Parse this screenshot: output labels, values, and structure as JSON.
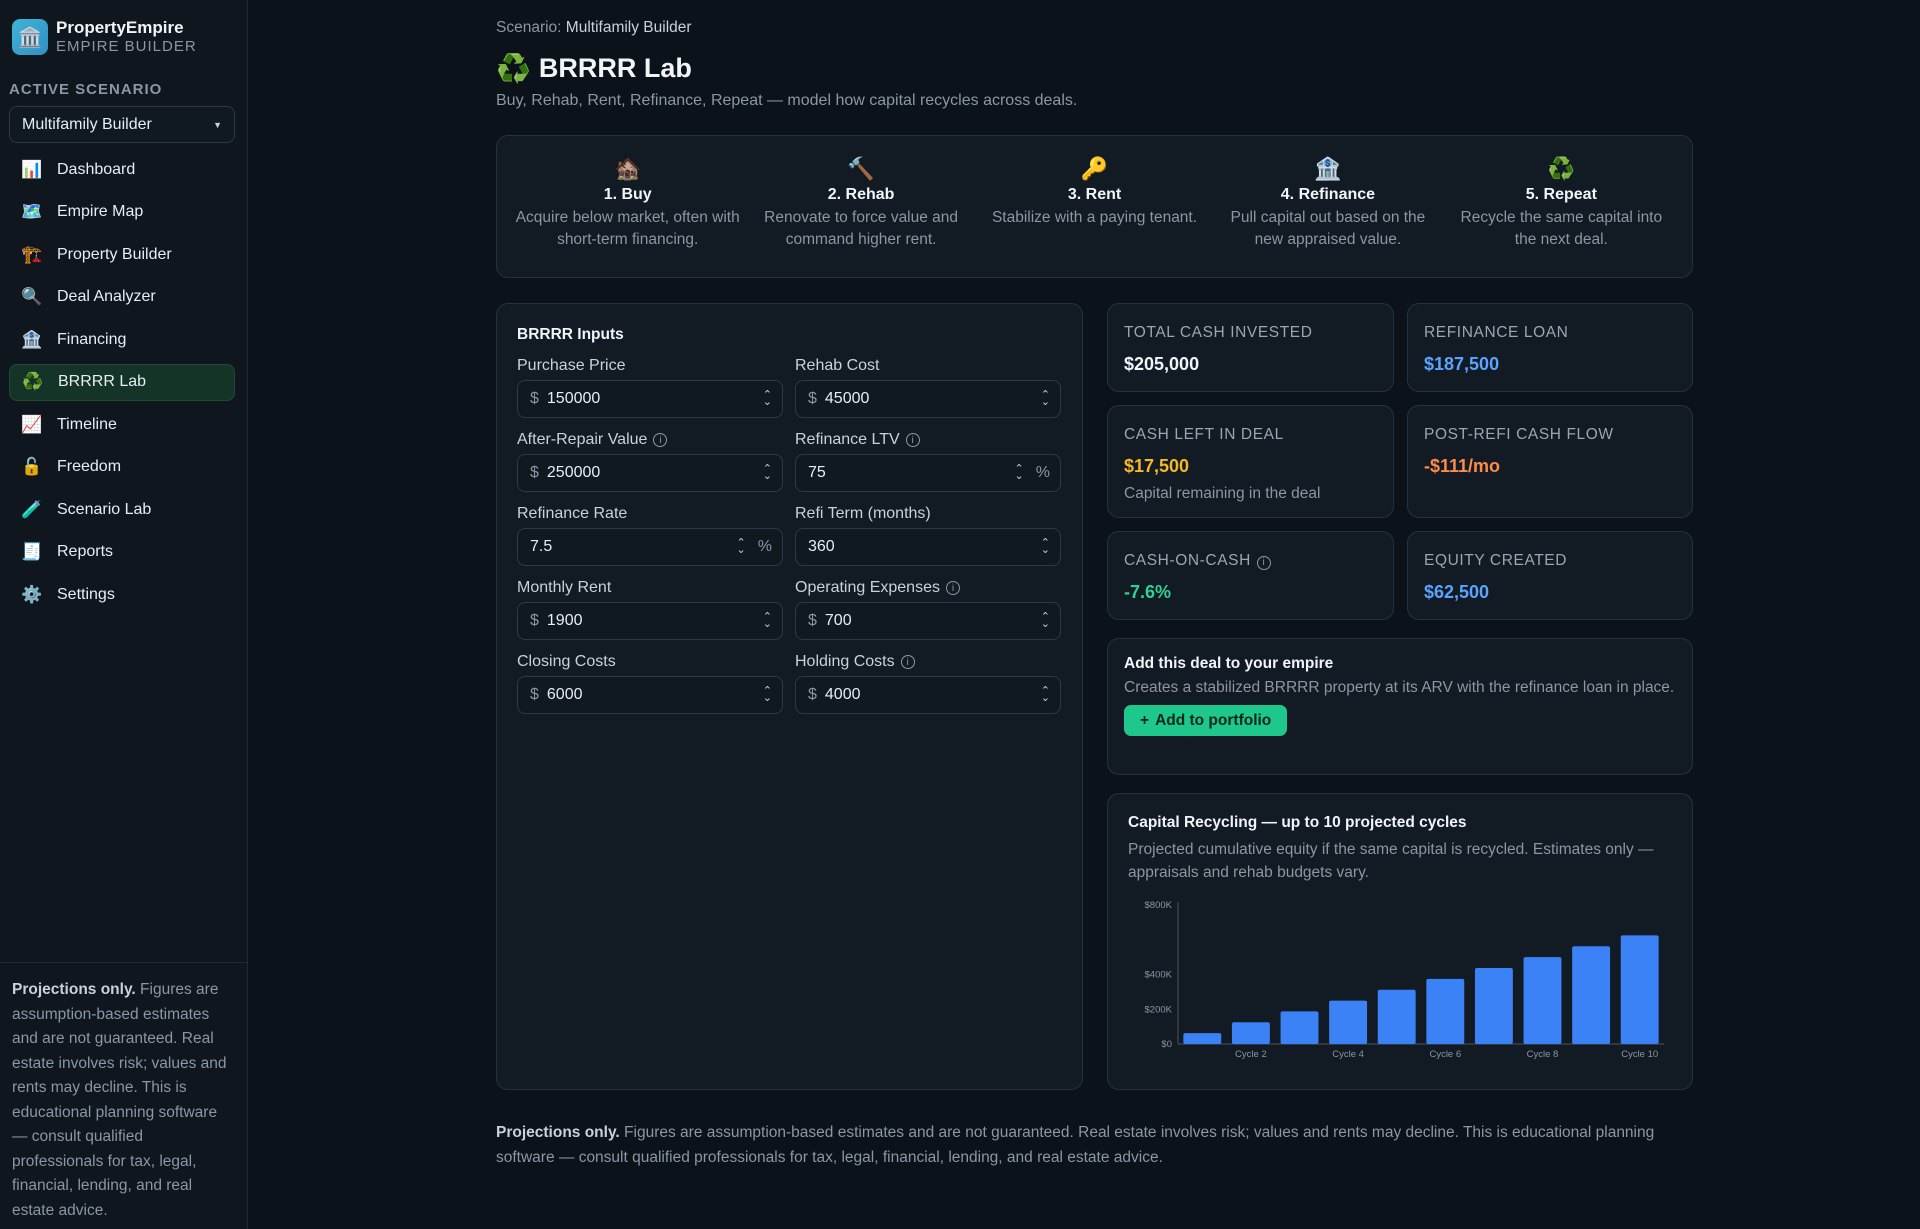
{
  "brand": {
    "icon": "🏛️",
    "name": "PropertyEmpire",
    "sub": "EMPIRE BUILDER"
  },
  "sidebar": {
    "active_label": "ACTIVE SCENARIO",
    "scenario": "Multifamily Builder",
    "items": [
      {
        "icon": "📊",
        "label": "Dashboard"
      },
      {
        "icon": "🗺️",
        "label": "Empire Map"
      },
      {
        "icon": "🏗️",
        "label": "Property Builder"
      },
      {
        "icon": "🔍",
        "label": "Deal Analyzer"
      },
      {
        "icon": "🏦",
        "label": "Financing"
      },
      {
        "icon": "♻️",
        "label": "BRRRR Lab"
      },
      {
        "icon": "📈",
        "label": "Timeline"
      },
      {
        "icon": "🔓",
        "label": "Freedom"
      },
      {
        "icon": "🧪",
        "label": "Scenario Lab"
      },
      {
        "icon": "🧾",
        "label": "Reports"
      },
      {
        "icon": "⚙️",
        "label": "Settings"
      }
    ],
    "footer_bold": "Projections only.",
    "footer_text": " Figures are assumption-based estimates and are not guaranteed. Real estate involves risk; values and rents may decline. This is educational planning software — consult qualified professionals for tax, legal, financial, lending, and real estate advice."
  },
  "header": {
    "crumb_label": "Scenario:",
    "crumb_value": "Multifamily Builder",
    "icon": "♻️",
    "title": "BRRRR Lab",
    "subtitle": "Buy, Rehab, Rent, Refinance, Repeat — model how capital recycles across deals."
  },
  "steps": [
    {
      "icon": "🏚️",
      "title": "1. Buy",
      "desc": "Acquire below market, often with short-term financing."
    },
    {
      "icon": "🔨",
      "title": "2. Rehab",
      "desc": "Renovate to force value and command higher rent."
    },
    {
      "icon": "🔑",
      "title": "3. Rent",
      "desc": "Stabilize with a paying tenant."
    },
    {
      "icon": "🏦",
      "title": "4. Refinance",
      "desc": "Pull capital out based on the new appraised value."
    },
    {
      "icon": "♻️",
      "title": "5. Repeat",
      "desc": "Recycle the same capital into the next deal."
    }
  ],
  "inputs": {
    "title": "BRRRR Inputs",
    "fields": [
      {
        "label": "Purchase Price",
        "prefix": "$",
        "value": "150000",
        "suffix": "",
        "info": false
      },
      {
        "label": "Rehab Cost",
        "prefix": "$",
        "value": "45000",
        "suffix": "",
        "info": false
      },
      {
        "label": "After-Repair Value",
        "prefix": "$",
        "value": "250000",
        "suffix": "",
        "info": true
      },
      {
        "label": "Refinance LTV",
        "prefix": "",
        "value": "75",
        "suffix": "%",
        "info": true
      },
      {
        "label": "Refinance Rate",
        "prefix": "",
        "value": "7.5",
        "suffix": "%",
        "info": false
      },
      {
        "label": "Refi Term (months)",
        "prefix": "",
        "value": "360",
        "suffix": "",
        "info": false
      },
      {
        "label": "Monthly Rent",
        "prefix": "$",
        "value": "1900",
        "suffix": "",
        "info": false
      },
      {
        "label": "Operating Expenses",
        "prefix": "$",
        "value": "700",
        "suffix": "",
        "info": true
      },
      {
        "label": "Closing Costs",
        "prefix": "$",
        "value": "6000",
        "suffix": "",
        "info": false
      },
      {
        "label": "Holding Costs",
        "prefix": "$",
        "value": "4000",
        "suffix": "",
        "info": true
      }
    ]
  },
  "metrics": {
    "total_cash": {
      "label": "TOTAL CASH INVESTED",
      "value": "$205,000",
      "color": "#f2f5f8"
    },
    "refi_loan": {
      "label": "REFINANCE LOAN",
      "value": "$187,500",
      "color": "#5aa3ff"
    },
    "cash_left": {
      "label": "CASH LEFT IN DEAL",
      "value": "$17,500",
      "color": "#f5b829",
      "note": "Capital remaining in the deal"
    },
    "post_refi": {
      "label": "POST-REFI CASH FLOW",
      "value": "-$111/mo",
      "color": "#ff8a4c"
    },
    "coc": {
      "label": "CASH-ON-CASH",
      "value": "-7.6%",
      "color": "#2fd38f"
    },
    "equity": {
      "label": "EQUITY CREATED",
      "value": "$62,500",
      "color": "#5aa3ff"
    }
  },
  "add": {
    "title": "Add this deal to your empire",
    "desc": "Creates a stabilized BRRRR property at its ARV with the refinance loan in place.",
    "button": "Add to portfolio"
  },
  "chart": {
    "title": "Capital Recycling — up to 10 projected cycles",
    "desc": "Projected cumulative equity if the same capital is recycled. Estimates only — appraisals and rehab budgets vary."
  },
  "chart_data": {
    "type": "bar",
    "categories": [
      "Cycle 1",
      "Cycle 2",
      "Cycle 3",
      "Cycle 4",
      "Cycle 5",
      "Cycle 6",
      "Cycle 7",
      "Cycle 8",
      "Cycle 9",
      "Cycle 10"
    ],
    "x_tick_labels": [
      "Cycle 2",
      "Cycle 4",
      "Cycle 6",
      "Cycle 8",
      "Cycle 10"
    ],
    "values": [
      62500,
      125000,
      187500,
      250000,
      312500,
      375000,
      437500,
      500000,
      562500,
      625000
    ],
    "y_ticks": [
      {
        "value": 0,
        "label": "$0"
      },
      {
        "value": 200000,
        "label": "$200K"
      },
      {
        "value": 400000,
        "label": "$400K"
      },
      {
        "value": 800000,
        "label": "$800K"
      }
    ],
    "ylim": [
      0,
      800000
    ],
    "bar_color": "#3b82f6",
    "title": "Capital Recycling — up to 10 projected cycles",
    "xlabel": "",
    "ylabel": ""
  },
  "footer": {
    "bold": "Projections only.",
    "text": " Figures are assumption-based estimates and are not guaranteed. Real estate involves risk; values and rents may decline. This is educational planning software — consult qualified professionals for tax, legal, financial, lending, and real estate advice."
  }
}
----
[Instructions for the task] Copy the material above exactly and drop the pictures.

[Correct result]
Parse this screenshot: output labels, values, and structure as JSON.
{
  "brand": {
    "icon": "🏛️",
    "name": "PropertyEmpire",
    "sub": "EMPIRE BUILDER"
  },
  "sidebar": {
    "active_label": "ACTIVE SCENARIO",
    "scenario": "Multifamily Builder",
    "items": [
      {
        "icon": "📊",
        "label": "Dashboard"
      },
      {
        "icon": "🗺️",
        "label": "Empire Map"
      },
      {
        "icon": "🏗️",
        "label": "Property Builder"
      },
      {
        "icon": "🔍",
        "label": "Deal Analyzer"
      },
      {
        "icon": "🏦",
        "label": "Financing"
      },
      {
        "icon": "♻️",
        "label": "BRRRR Lab"
      },
      {
        "icon": "📈",
        "label": "Timeline"
      },
      {
        "icon": "🔓",
        "label": "Freedom"
      },
      {
        "icon": "🧪",
        "label": "Scenario Lab"
      },
      {
        "icon": "🧾",
        "label": "Reports"
      },
      {
        "icon": "⚙️",
        "label": "Settings"
      }
    ],
    "footer_bold": "Projections only.",
    "footer_text": " Figures are assumption-based estimates and are not guaranteed. Real estate involves risk; values and rents may decline. This is educational planning software — consult qualified professionals for tax, legal, financial, lending, and real estate advice."
  },
  "header": {
    "crumb_label": "Scenario:",
    "crumb_value": "Multifamily Builder",
    "icon": "♻️",
    "title": "BRRRR Lab",
    "subtitle": "Buy, Rehab, Rent, Refinance, Repeat — model how capital recycles across deals."
  },
  "steps": [
    {
      "icon": "🏚️",
      "title": "1. Buy",
      "desc": "Acquire below market, often with short-term financing."
    },
    {
      "icon": "🔨",
      "title": "2. Rehab",
      "desc": "Renovate to force value and command higher rent."
    },
    {
      "icon": "🔑",
      "title": "3. Rent",
      "desc": "Stabilize with a paying tenant."
    },
    {
      "icon": "🏦",
      "title": "4. Refinance",
      "desc": "Pull capital out based on the new appraised value."
    },
    {
      "icon": "♻️",
      "title": "5. Repeat",
      "desc": "Recycle the same capital into the next deal."
    }
  ],
  "inputs": {
    "title": "BRRRR Inputs",
    "fields": [
      {
        "label": "Purchase Price",
        "prefix": "$",
        "value": "150000",
        "suffix": "",
        "info": false
      },
      {
        "label": "Rehab Cost",
        "prefix": "$",
        "value": "45000",
        "suffix": "",
        "info": false
      },
      {
        "label": "After-Repair Value",
        "prefix": "$",
        "value": "250000",
        "suffix": "",
        "info": true
      },
      {
        "label": "Refinance LTV",
        "prefix": "",
        "value": "75",
        "suffix": "%",
        "info": true
      },
      {
        "label": "Refinance Rate",
        "prefix": "",
        "value": "7.5",
        "suffix": "%",
        "info": false
      },
      {
        "label": "Refi Term (months)",
        "prefix": "",
        "value": "360",
        "suffix": "",
        "info": false
      },
      {
        "label": "Monthly Rent",
        "prefix": "$",
        "value": "1900",
        "suffix": "",
        "info": false
      },
      {
        "label": "Operating Expenses",
        "prefix": "$",
        "value": "700",
        "suffix": "",
        "info": true
      },
      {
        "label": "Closing Costs",
        "prefix": "$",
        "value": "6000",
        "suffix": "",
        "info": false
      },
      {
        "label": "Holding Costs",
        "prefix": "$",
        "value": "4000",
        "suffix": "",
        "info": true
      }
    ]
  },
  "metrics": {
    "total_cash": {
      "label": "TOTAL CASH INVESTED",
      "value": "$205,000",
      "color": "#f2f5f8"
    },
    "refi_loan": {
      "label": "REFINANCE LOAN",
      "value": "$187,500",
      "color": "#5aa3ff"
    },
    "cash_left": {
      "label": "CASH LEFT IN DEAL",
      "value": "$17,500",
      "color": "#f5b829",
      "note": "Capital remaining in the deal"
    },
    "post_refi": {
      "label": "POST-REFI CASH FLOW",
      "value": "-$111/mo",
      "color": "#ff8a4c"
    },
    "coc": {
      "label": "CASH-ON-CASH",
      "value": "-7.6%",
      "color": "#2fd38f"
    },
    "equity": {
      "label": "EQUITY CREATED",
      "value": "$62,500",
      "color": "#5aa3ff"
    }
  },
  "add": {
    "title": "Add this deal to your empire",
    "desc": "Creates a stabilized BRRRR property at its ARV with the refinance loan in place.",
    "button": "Add to portfolio"
  },
  "chart": {
    "title": "Capital Recycling — up to 10 projected cycles",
    "desc": "Projected cumulative equity if the same capital is recycled. Estimates only — appraisals and rehab budgets vary."
  },
  "chart_data": {
    "type": "bar",
    "categories": [
      "Cycle 1",
      "Cycle 2",
      "Cycle 3",
      "Cycle 4",
      "Cycle 5",
      "Cycle 6",
      "Cycle 7",
      "Cycle 8",
      "Cycle 9",
      "Cycle 10"
    ],
    "x_tick_labels": [
      "Cycle 2",
      "Cycle 4",
      "Cycle 6",
      "Cycle 8",
      "Cycle 10"
    ],
    "values": [
      62500,
      125000,
      187500,
      250000,
      312500,
      375000,
      437500,
      500000,
      562500,
      625000
    ],
    "y_ticks": [
      {
        "value": 0,
        "label": "$0"
      },
      {
        "value": 200000,
        "label": "$200K"
      },
      {
        "value": 400000,
        "label": "$400K"
      },
      {
        "value": 800000,
        "label": "$800K"
      }
    ],
    "ylim": [
      0,
      800000
    ],
    "bar_color": "#3b82f6",
    "title": "Capital Recycling — up to 10 projected cycles",
    "xlabel": "",
    "ylabel": ""
  },
  "footer": {
    "bold": "Projections only.",
    "text": " Figures are assumption-based estimates and are not guaranteed. Real estate involves risk; values and rents may decline. This is educational planning software — consult qualified professionals for tax, legal, financial, lending, and real estate advice."
  }
}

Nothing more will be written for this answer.